Items listed in a dataset
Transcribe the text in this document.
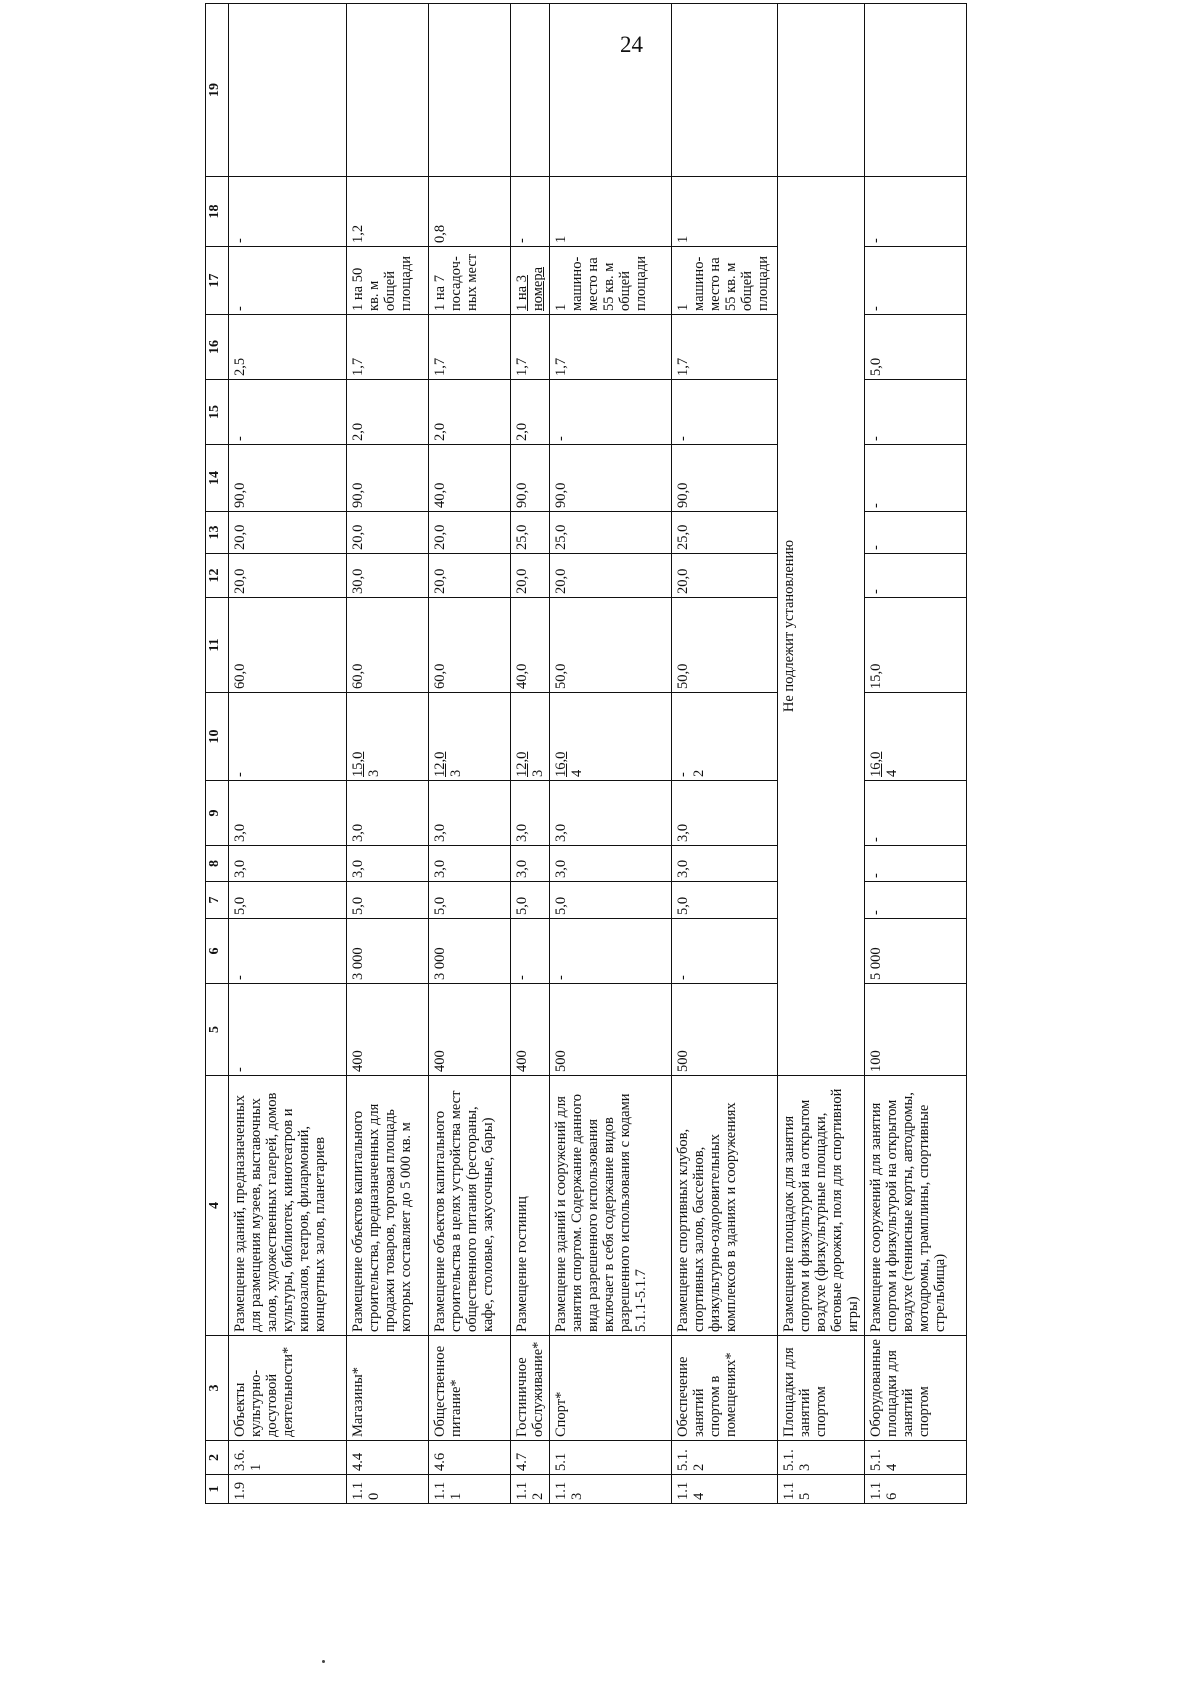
24
1	2	3	4	5	6	7	8	9	10	11	12	13	14	15	16	17	18	19
1.9	3.6.1	Объекты культурно-досуговой деятельности*	Размещение зданий, предназначенных для размещения музеев, выставочных залов, художественных галерей, домов культуры, библиотек, кинотеатров и кинозалов, театров, филармоний, концертных залов, планетариев	-	-	5,0	3,0	3,0	-	60,0	20,0	20,0	90,0	-	2,5	-	-	
1.10	4.4	Магазины*	Размещение объектов капитального строительства, предназначенных для продажи товаров, торговая площадь которых составляет до 5 000 кв. м	400	3 000	5,0	3,0	3,0	15,0 3	60,0	30,0	20,0	90,0	2,0	1,7	1 на 50 кв. м общей площади	1,2	
1.11	4.6	Общественное питание*	Размещение объектов капитального строительства в целях устройства мест общественного питания (рестораны, кафе, столовые, закусочные, бары)	400	3 000	5,0	3,0	3,0	12,0 3	60,0	20,0	20,0	40,0	2,0	1,7	1 на 7 посадоч-ных мест	0,8	
1.12	4.7	Гостиничное обслуживание*	Размещение гостиниц	400	-	5,0	3,0	3,0	12,0 3	40,0	20,0	25,0	90,0	2,0	1,7	1 на 3 номера	-	
1.13	5.1	Спорт*	Размещение зданий и сооружений для занятия спортом. Содержание данного вида разрешенного использования включает в себя содержание видов разрешенного использования с кодами 5.1.1-5.1.7	500	-	5,0	3,0	3,0	16,0 4	50,0	20,0	25,0	90,0	-	1,7	1 машино-место на 55 кв. м общей площади	1	
1.14	5.1.2	Обеспечение занятий спортом в помещениях*	Размещение спортивных клубов, спортивных залов, бассейнов, физкультурно-оздоровительных комплексов в зданиях и сооружениях	500	-	5,0	3,0	3,0	- 2	50,0	20,0	25,0	90,0	-	1,7	1 машино-место на 55 кв. м общей площади	1	
1.15	5.1.3	Площадки для занятий спортом	Размещение площадок для занятия спортом и физкультурой на открытом воздухе (физкультурные площадки, беговые дорожки, поля для спортивной игры)	Не подлежит установлению														
1.16	5.1.4	Оборудованные площадки для занятий спортом	Размещение сооружений для занятия спортом и физкультурой на открытом воздухе (теннисные корты, автодромы, мотодромы, трамплины, спортивные стрельбища)	100	5 000	-	-	-	16,0 4	15,0	-	-	-	-	5,0	-	-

-- Problem statement --
Looking at the material above, count the lines containing the string "машино" and reply with the count alone.

-- Final result --
2